◆ TASK TO CARRY OUT
Return the records exactly as they are.

Extracted data entries:
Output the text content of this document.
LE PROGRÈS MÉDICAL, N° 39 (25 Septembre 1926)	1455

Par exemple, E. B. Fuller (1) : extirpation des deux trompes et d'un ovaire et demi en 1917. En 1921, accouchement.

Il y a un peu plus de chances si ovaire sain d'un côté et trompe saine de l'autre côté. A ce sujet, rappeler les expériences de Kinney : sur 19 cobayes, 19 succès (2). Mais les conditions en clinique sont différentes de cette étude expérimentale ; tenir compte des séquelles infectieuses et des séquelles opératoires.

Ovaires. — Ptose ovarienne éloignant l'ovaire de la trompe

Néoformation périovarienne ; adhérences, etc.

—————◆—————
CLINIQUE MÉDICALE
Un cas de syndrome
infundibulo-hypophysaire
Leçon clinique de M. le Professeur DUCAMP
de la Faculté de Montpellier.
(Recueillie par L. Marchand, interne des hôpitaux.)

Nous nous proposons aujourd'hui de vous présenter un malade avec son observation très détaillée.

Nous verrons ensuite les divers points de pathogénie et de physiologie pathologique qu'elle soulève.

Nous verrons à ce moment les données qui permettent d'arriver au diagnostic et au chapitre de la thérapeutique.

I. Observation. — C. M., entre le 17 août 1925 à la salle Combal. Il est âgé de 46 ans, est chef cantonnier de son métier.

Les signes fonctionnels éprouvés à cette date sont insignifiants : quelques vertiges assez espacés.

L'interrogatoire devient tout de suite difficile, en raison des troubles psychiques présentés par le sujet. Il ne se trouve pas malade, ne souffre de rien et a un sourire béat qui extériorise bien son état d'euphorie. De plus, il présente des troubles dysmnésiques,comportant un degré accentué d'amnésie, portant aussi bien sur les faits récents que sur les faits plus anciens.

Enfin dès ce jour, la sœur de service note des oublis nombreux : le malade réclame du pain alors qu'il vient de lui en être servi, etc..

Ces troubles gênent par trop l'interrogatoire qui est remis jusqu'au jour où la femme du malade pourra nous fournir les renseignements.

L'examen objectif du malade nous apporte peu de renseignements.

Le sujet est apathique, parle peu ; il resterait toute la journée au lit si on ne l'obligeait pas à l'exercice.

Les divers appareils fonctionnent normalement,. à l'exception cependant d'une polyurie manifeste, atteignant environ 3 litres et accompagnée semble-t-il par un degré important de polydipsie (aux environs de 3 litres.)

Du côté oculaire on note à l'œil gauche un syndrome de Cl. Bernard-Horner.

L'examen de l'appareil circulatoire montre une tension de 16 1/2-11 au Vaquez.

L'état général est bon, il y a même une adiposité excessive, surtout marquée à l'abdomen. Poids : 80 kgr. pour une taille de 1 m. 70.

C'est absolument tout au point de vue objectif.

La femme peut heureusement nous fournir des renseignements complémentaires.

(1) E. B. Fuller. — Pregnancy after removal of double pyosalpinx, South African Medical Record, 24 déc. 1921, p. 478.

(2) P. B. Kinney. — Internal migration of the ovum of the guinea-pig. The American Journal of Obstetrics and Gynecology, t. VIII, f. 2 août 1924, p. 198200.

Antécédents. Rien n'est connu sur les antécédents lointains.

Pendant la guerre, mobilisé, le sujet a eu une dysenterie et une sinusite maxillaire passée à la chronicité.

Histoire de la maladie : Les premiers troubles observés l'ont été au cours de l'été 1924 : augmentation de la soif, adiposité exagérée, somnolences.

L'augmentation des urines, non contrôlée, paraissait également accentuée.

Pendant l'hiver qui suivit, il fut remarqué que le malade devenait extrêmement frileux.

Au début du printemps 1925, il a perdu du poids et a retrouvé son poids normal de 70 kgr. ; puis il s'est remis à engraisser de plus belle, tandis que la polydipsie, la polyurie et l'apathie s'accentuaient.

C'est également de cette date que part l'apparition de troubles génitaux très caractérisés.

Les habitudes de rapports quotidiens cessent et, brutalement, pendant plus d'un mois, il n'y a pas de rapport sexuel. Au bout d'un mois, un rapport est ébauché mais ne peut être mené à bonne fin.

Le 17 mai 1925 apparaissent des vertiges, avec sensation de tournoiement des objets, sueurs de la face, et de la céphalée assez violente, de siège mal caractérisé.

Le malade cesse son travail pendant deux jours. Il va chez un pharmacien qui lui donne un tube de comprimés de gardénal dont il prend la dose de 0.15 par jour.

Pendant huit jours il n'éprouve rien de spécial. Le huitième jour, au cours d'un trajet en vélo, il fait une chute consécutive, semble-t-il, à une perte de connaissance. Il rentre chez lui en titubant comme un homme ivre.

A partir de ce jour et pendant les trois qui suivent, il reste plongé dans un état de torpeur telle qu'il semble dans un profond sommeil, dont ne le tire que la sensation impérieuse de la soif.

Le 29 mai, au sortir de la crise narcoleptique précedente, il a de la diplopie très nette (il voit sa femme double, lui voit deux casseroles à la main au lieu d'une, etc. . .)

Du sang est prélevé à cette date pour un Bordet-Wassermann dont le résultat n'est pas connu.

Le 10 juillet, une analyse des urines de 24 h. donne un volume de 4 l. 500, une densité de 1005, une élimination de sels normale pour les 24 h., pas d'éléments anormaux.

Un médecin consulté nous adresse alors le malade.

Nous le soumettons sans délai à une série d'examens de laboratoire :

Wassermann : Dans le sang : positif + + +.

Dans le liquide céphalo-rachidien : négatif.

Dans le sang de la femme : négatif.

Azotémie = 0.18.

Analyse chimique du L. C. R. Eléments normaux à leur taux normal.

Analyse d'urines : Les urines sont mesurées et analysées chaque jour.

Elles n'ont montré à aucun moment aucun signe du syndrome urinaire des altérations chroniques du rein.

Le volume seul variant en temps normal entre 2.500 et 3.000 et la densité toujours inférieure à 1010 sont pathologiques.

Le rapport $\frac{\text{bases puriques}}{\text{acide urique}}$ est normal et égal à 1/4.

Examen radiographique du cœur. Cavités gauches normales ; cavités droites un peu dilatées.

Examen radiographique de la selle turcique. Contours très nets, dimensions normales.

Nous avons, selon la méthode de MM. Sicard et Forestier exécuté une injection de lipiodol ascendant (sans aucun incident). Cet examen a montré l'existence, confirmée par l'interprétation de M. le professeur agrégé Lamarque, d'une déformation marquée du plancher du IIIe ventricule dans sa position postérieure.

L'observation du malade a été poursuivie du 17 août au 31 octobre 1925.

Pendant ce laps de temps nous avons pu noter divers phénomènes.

◆ ANSWER TO THE TASK
Output the text content of this document.
LE PROGRÈS MÉDICAL, N° 39 (25 Septembre 1926)	1455

Par exemple, E. B. Fuller (1) : extirpation des deux trompes et d'un ovaire et demi en 1917. En 1921, accouchement.

Il y a un peu plus de chances si ovaire sain d'un côté et trompe saine de l'autre côté. A ce sujet, rappeler les expériences de Kinney : sur 19 cobayes, 19 succès (2). Mais les conditions en clinique sont différentes de cette étude expérimentale ; tenir compte des séquelles infectieuses et des séquelles opératoires.

Ovaires. — Ptose ovarienne éloignant l'ovaire de la trompe

Néoformation périovarienne ; adhérences, etc.

—————◆—————
CLINIQUE MÉDICALE
Un cas de syndrome
infundibulo-hypophysaire
Leçon clinique de M. le Professeur DUCAMP
de la Faculté de Montpellier.
(Recueillie par L. Marchand, interne des hôpitaux.)

Nous nous proposons aujourd'hui de vous présenter un malade avec son observation très détaillée.

Nous verrons ensuite les divers points de pathogénie et de physiologie pathologique qu'elle soulève.

Nous verrons à ce moment les données qui permettent d'arriver au diagnostic et au chapitre de la thérapeutique.

I. Observation. — C. M., entre le 17 août 1925 à la salle Combal. Il est âgé de 46 ans, est chef cantonnier de son métier.

Les signes fonctionnels éprouvés à cette date sont insignifiants : quelques vertiges assez espacés.

L'interrogatoire devient tout de suite difficile, en raison des troubles psychiques présentés par le sujet. Il ne se trouve pas malade, ne souffre de rien et a un sourire béat qui extériorise bien son état d'euphorie. De plus, il présente des troubles dysmnésiques,comportant un degré accentué d'amnésie, portant aussi bien sur les faits récents que sur les faits plus anciens.

Enfin dès ce jour, la sœur de service note des oublis nombreux : le malade réclame du pain alors qu'il vient de lui en être servi, etc..

Ces troubles gênent par trop l'interrogatoire qui est remis jusqu'au jour où la femme du malade pourra nous fournir les renseignements.

L'examen objectif du malade nous apporte peu de renseignements.

Le sujet est apathique, parle peu ; il resterait toute la journée au lit si on ne l'obligeait pas à l'exercice.

Les divers appareils fonctionnent normalement,. à l'exception cependant d'une polyurie manifeste, atteignant environ 3 litres et accompagnée semble-t-il par un degré important de polydipsie (aux environs de 3 litres.)

Du côté oculaire on note à l'œil gauche un syndrome de Cl. Bernard-Horner.

L'examen de l'appareil circulatoire montre une tension de 16 1/2-11 au Vaquez.

L'état général est bon, il y a même une adiposité excessive, surtout marquée à l'abdomen. Poids : 80 kgr. pour une taille de 1 m. 70.

C'est absolument tout au point de vue objectif.

La femme peut heureusement nous fournir des renseignements complémentaires.

(1) E. B. Fuller. — Pregnancy after removal of double pyosalpinx, South African Medical Record, 24 déc. 1921, p. 478.

(2) P. B. Kinney. — Internal migration of the ovum of the guinea-pig. The American Journal of Obstetrics and Gynecology, t. VIII, f. 2 août 1924, p. 198200.

Antécédents. Rien n'est connu sur les antécédents lointains.

Pendant la guerre, mobilisé, le sujet a eu une dysenterie et une sinusite maxillaire passée à la chronicité.

Histoire de la maladie : Les premiers troubles observés l'ont été au cours de l'été 1924 : augmentation de la soif, adiposité exagérée, somnolences.

L'augmentation des urines, non contrôlée, paraissait également accentuée.

Pendant l'hiver qui suivit, il fut remarqué que le malade devenait extrêmement frileux.

Au début du printemps 1925, il a perdu du poids et a retrouvé son poids normal de 70 kgr. ; puis il s'est remis à engraisser de plus belle, tandis que la polydipsie, la polyurie et l'apathie s'accentuaient.

C'est également de cette date que part l'apparition de troubles génitaux très caractérisés.

Les habitudes de rapports quotidiens cessent et, brutalement, pendant plus d'un mois, il n'y a pas de rapport sexuel. Au bout d'un mois, un rapport est ébauché mais ne peut être mené à bonne fin.

Le 17 mai 1925 apparaissent des vertiges, avec sensation de tournoiement des objets, sueurs de la face, et de la céphalée assez violente, de siège mal caractérisé.

Le malade cesse son travail pendant deux jours. Il va chez un pharmacien qui lui donne un tube de comprimés de gardénal dont il prend la dose de 0.15 par jour.

Pendant huit jours il n'éprouve rien de spécial. Le huitième jour, au cours d'un trajet en vélo, il fait une chute consécutive, semble-t-il, à une perte de connaissance. Il rentre chez lui en titubant comme un homme ivre.

A partir de ce jour et pendant les trois qui suivent, il reste plongé dans un état de torpeur telle qu'il semble dans un profond sommeil, dont ne le tire que la sensation impérieuse de la soif.

Le 29 mai, au sortir de la crise narcoleptique précedente, il a de la diplopie très nette (il voit sa femme double, lui voit deux casseroles à la main au lieu d'une, etc. . .)

Du sang est prélevé à cette date pour un Bordet-Wassermann dont le résultat n'est pas connu.

Le 10 juillet, une analyse des urines de 24 h. donne un volume de 4 l. 500, une densité de 1005, une élimination de sels normale pour les 24 h., pas d'éléments anormaux.

Un médecin consulté nous adresse alors le malade.

Nous le soumettons sans délai à une série d'examens de laboratoire :

Wassermann : Dans le sang : positif + + +.

Dans le liquide céphalo-rachidien : négatif.

Dans le sang de la femme : négatif.

Azotémie = 0.18.

Analyse chimique du L. C. R. Eléments normaux à leur taux normal.

Analyse d'urines : Les urines sont mesurées et analysées chaque jour.

Elles n'ont montré à aucun moment aucun signe du syndrome urinaire des altérations chroniques du rein.

Le volume seul variant en temps normal entre 2.500 et 3.000 et la densité toujours inférieure à 1010 sont pathologiques.

Le rapport $\frac{\text{bases puriques}}{\text{acide urique}}$ est normal et égal à 1/4.

Examen radiographique du cœur. Cavités gauches normales ; cavités droites un peu dilatées.

Examen radiographique de la selle turcique. Contours très nets, dimensions normales.

Nous avons, selon la méthode de MM. Sicard et Forestier exécuté une injection de lipiodol ascendant (sans aucun incident). Cet examen a montré l'existence, confirmée par l'interprétation de M. le professeur agrégé Lamarque, d'une déformation marquée du plancher du IIIe ventricule dans sa position postérieure.

L'observation du malade a été poursuivie du 17 août au 31 octobre 1925.

Pendant ce laps de temps nous avons pu noter divers phénomènes.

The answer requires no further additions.